== Stored data ==
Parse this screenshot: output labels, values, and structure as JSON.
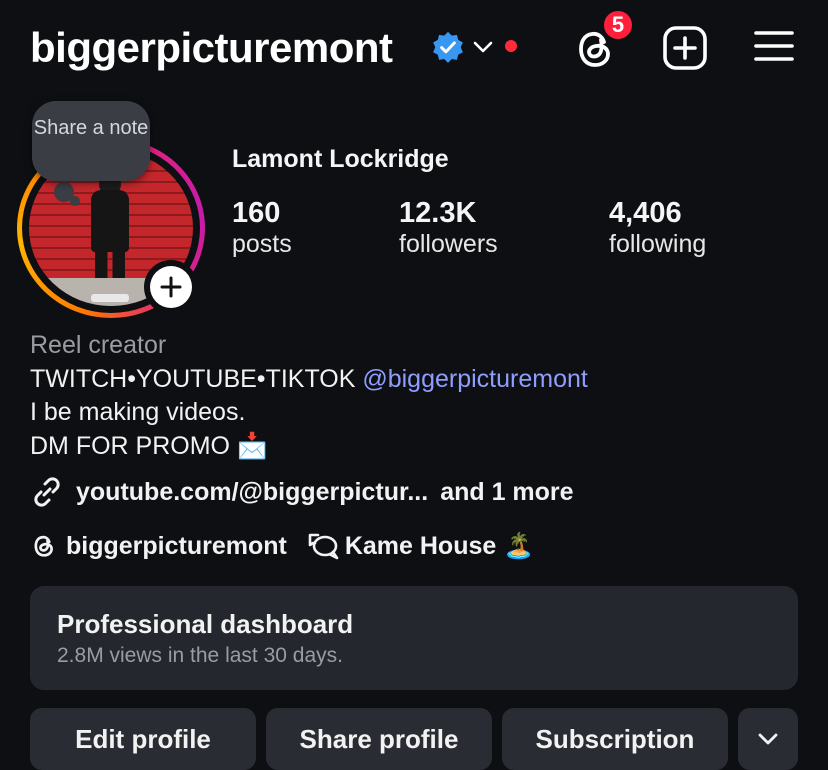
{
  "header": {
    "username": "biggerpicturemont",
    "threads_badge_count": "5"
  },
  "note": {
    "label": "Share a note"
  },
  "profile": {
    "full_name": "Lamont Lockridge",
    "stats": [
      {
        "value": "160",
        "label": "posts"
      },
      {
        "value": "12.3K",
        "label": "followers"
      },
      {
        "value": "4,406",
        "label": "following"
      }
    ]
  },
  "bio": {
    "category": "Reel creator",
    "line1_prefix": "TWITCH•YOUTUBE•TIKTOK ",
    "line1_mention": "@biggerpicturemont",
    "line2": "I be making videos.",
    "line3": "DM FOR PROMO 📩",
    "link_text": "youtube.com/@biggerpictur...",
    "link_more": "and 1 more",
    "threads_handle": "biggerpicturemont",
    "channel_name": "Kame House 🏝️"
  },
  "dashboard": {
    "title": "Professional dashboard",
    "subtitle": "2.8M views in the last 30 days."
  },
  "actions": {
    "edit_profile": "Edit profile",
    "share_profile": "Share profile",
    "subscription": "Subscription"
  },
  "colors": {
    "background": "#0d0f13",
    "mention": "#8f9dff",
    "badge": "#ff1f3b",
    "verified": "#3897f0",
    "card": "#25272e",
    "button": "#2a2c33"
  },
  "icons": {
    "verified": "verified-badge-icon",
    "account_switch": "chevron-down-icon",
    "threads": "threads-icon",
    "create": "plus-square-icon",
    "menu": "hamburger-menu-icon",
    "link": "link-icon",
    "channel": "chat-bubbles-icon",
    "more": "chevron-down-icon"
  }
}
* * *
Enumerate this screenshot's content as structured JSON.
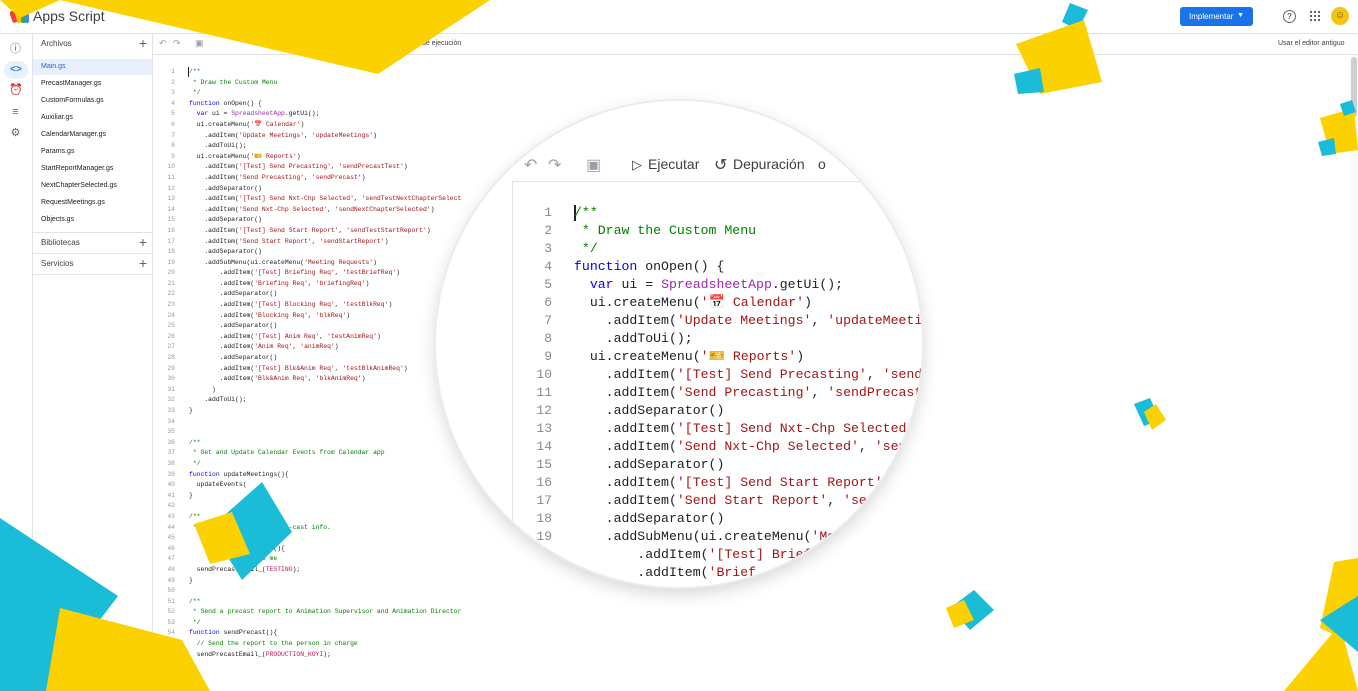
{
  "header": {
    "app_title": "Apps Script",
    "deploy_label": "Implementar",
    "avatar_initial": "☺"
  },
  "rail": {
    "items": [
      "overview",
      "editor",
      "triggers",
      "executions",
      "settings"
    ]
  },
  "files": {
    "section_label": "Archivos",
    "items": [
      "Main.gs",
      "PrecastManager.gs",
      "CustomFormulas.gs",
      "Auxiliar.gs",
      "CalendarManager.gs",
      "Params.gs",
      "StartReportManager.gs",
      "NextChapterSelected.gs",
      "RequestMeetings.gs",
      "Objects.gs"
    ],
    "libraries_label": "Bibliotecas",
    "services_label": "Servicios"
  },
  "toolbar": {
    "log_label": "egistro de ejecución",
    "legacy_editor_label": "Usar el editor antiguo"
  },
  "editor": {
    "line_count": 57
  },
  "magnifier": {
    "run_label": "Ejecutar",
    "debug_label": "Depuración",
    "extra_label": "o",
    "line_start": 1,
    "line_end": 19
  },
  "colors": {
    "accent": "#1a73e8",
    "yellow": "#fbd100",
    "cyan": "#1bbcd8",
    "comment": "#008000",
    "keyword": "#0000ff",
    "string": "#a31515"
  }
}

== Given instruction ==
For the data above, state only how many lines include the word "dashboard".

== Written answer ==
2